• **THE EXERCISE**
Take each line that has the word "this" and return it.

• **DATA TO USE**
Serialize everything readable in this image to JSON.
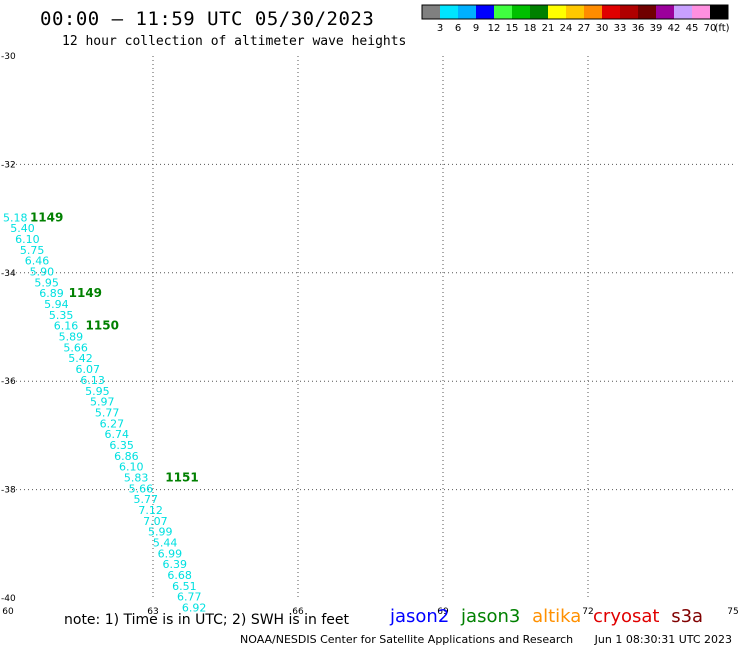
{
  "title": "00:00 – 11:59 UTC 05/30/2023",
  "subtitle": "12 hour collection of altimeter wave heights",
  "legend": {
    "colors": [
      "#808080",
      "#00e5ff",
      "#00b0ff",
      "#0000ff",
      "#40ff40",
      "#00c000",
      "#008000",
      "#ffff00",
      "#ffc800",
      "#ff8c00",
      "#e00000",
      "#b00000",
      "#700000",
      "#9b009b",
      "#c8a0ff",
      "#ff90e0",
      "#000000"
    ],
    "labels": [
      "3",
      "6",
      "9",
      "12",
      "15",
      "18",
      "21",
      "24",
      "27",
      "30",
      "33",
      "36",
      "39",
      "42",
      "45",
      "70"
    ],
    "unit": "(ft)"
  },
  "map": {
    "lon_range": [
      60,
      75
    ],
    "lat_range": [
      -40,
      -30
    ],
    "lon_ticks": [
      "60",
      "63",
      "66",
      "69",
      "72",
      "75"
    ],
    "lat_ticks": [
      "-30",
      "-32",
      "-34",
      "-36",
      "-38",
      "-40"
    ],
    "grid": "dotted"
  },
  "chart_data": {
    "type": "scatter",
    "xlabel": "",
    "ylabel": "",
    "xlim": [
      60,
      75
    ],
    "ylim": [
      -40,
      -30
    ],
    "series": [
      {
        "name": "jason3",
        "color": "#00e0e0",
        "points": [
          {
            "lon": 60.15,
            "lat": -33.05,
            "v": "5.18"
          },
          {
            "lon": 60.3,
            "lat": -33.25,
            "v": "5.40"
          },
          {
            "lon": 60.4,
            "lat": -33.45,
            "v": "6.10"
          },
          {
            "lon": 60.5,
            "lat": -33.65,
            "v": "5.75"
          },
          {
            "lon": 60.6,
            "lat": -33.85,
            "v": "6.46"
          },
          {
            "lon": 60.7,
            "lat": -34.05,
            "v": "5.90"
          },
          {
            "lon": 60.8,
            "lat": -34.25,
            "v": "5.95"
          },
          {
            "lon": 60.9,
            "lat": -34.45,
            "v": "6.89"
          },
          {
            "lon": 61.0,
            "lat": -34.65,
            "v": "5.94"
          },
          {
            "lon": 61.1,
            "lat": -34.85,
            "v": "5.35"
          },
          {
            "lon": 61.2,
            "lat": -35.05,
            "v": "6.16"
          },
          {
            "lon": 61.3,
            "lat": -35.25,
            "v": "5.89"
          },
          {
            "lon": 61.4,
            "lat": -35.45,
            "v": "5.66"
          },
          {
            "lon": 61.5,
            "lat": -35.65,
            "v": "5.42"
          },
          {
            "lon": 61.65,
            "lat": -35.85,
            "v": "6.07"
          },
          {
            "lon": 61.75,
            "lat": -36.05,
            "v": "6.13"
          },
          {
            "lon": 61.85,
            "lat": -36.25,
            "v": "5.95"
          },
          {
            "lon": 61.95,
            "lat": -36.45,
            "v": "5.97"
          },
          {
            "lon": 62.05,
            "lat": -36.65,
            "v": "5.77"
          },
          {
            "lon": 62.15,
            "lat": -36.85,
            "v": "6.27"
          },
          {
            "lon": 62.25,
            "lat": -37.05,
            "v": "6.74"
          },
          {
            "lon": 62.35,
            "lat": -37.25,
            "v": "6.35"
          },
          {
            "lon": 62.45,
            "lat": -37.45,
            "v": "6.86"
          },
          {
            "lon": 62.55,
            "lat": -37.65,
            "v": "6.10"
          },
          {
            "lon": 62.65,
            "lat": -37.85,
            "v": "5.83"
          },
          {
            "lon": 62.75,
            "lat": -38.05,
            "v": "5.66"
          },
          {
            "lon": 62.85,
            "lat": -38.25,
            "v": "5.77"
          },
          {
            "lon": 62.95,
            "lat": -38.45,
            "v": "7.12"
          },
          {
            "lon": 63.05,
            "lat": -38.65,
            "v": "7.07"
          },
          {
            "lon": 63.15,
            "lat": -38.85,
            "v": "5.99"
          },
          {
            "lon": 63.25,
            "lat": -39.05,
            "v": "5.44"
          },
          {
            "lon": 63.35,
            "lat": -39.25,
            "v": "6.99"
          },
          {
            "lon": 63.45,
            "lat": -39.45,
            "v": "6.39"
          },
          {
            "lon": 63.55,
            "lat": -39.65,
            "v": "6.68"
          },
          {
            "lon": 63.65,
            "lat": -39.85,
            "v": "6.51"
          },
          {
            "lon": 63.75,
            "lat": -40.05,
            "v": "6.77"
          },
          {
            "lon": 63.85,
            "lat": -40.25,
            "v": "6.92"
          }
        ]
      }
    ],
    "time_labels": [
      {
        "lon": 60.8,
        "lat": -33.05,
        "v": "1149",
        "color": "#008000"
      },
      {
        "lon": 61.6,
        "lat": -34.45,
        "v": "1149",
        "color": "#008000"
      },
      {
        "lon": 61.95,
        "lat": -35.05,
        "v": "1150",
        "color": "#008000"
      },
      {
        "lon": 63.6,
        "lat": -37.85,
        "v": "1151",
        "color": "#008000"
      }
    ]
  },
  "note": "note: 1) Time is in UTC; 2) SWH is in feet",
  "satellites": [
    {
      "name": "jason2",
      "color": "#0000ff"
    },
    {
      "name": "jason3",
      "color": "#008000"
    },
    {
      "name": "altika",
      "color": "#ff9000"
    },
    {
      "name": "cryosat",
      "color": "#e00000"
    },
    {
      "name": "s3a",
      "color": "#800000"
    }
  ],
  "footer": {
    "credit": "NOAA/NESDIS Center for Satellite Applications and Research",
    "timestamp": "Jun  1 08:30:31 UTC 2023"
  }
}
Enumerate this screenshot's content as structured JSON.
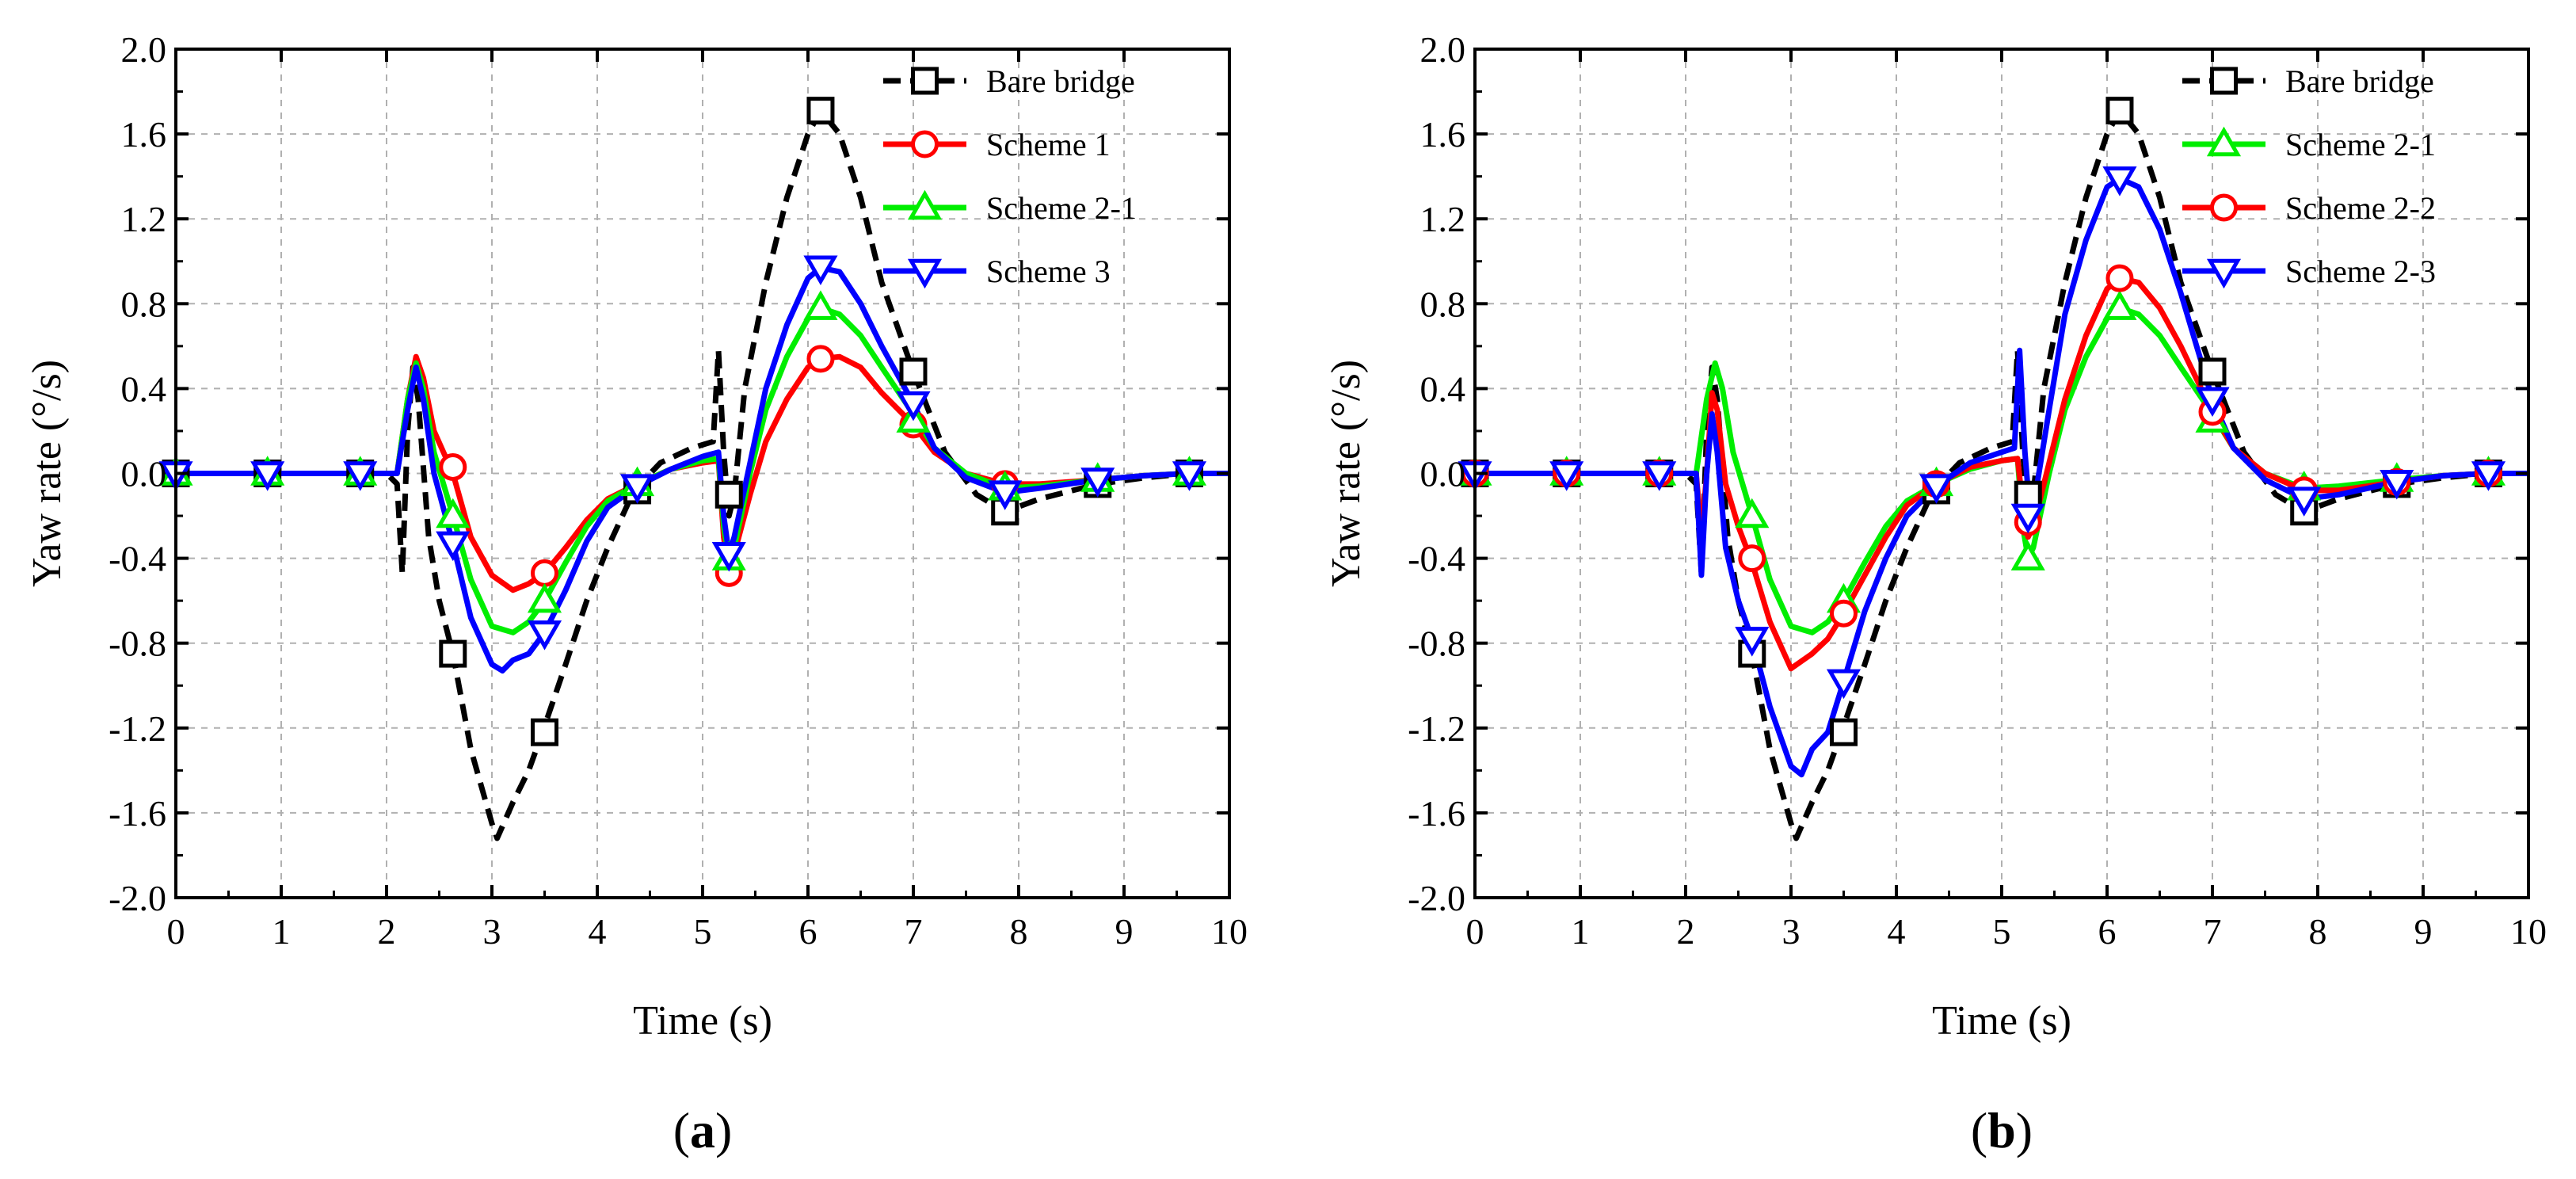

• **ANSWER IN FULL**
Serialize everything readable in this image to JSON.
Enumerate this screenshot's content as structured JSON.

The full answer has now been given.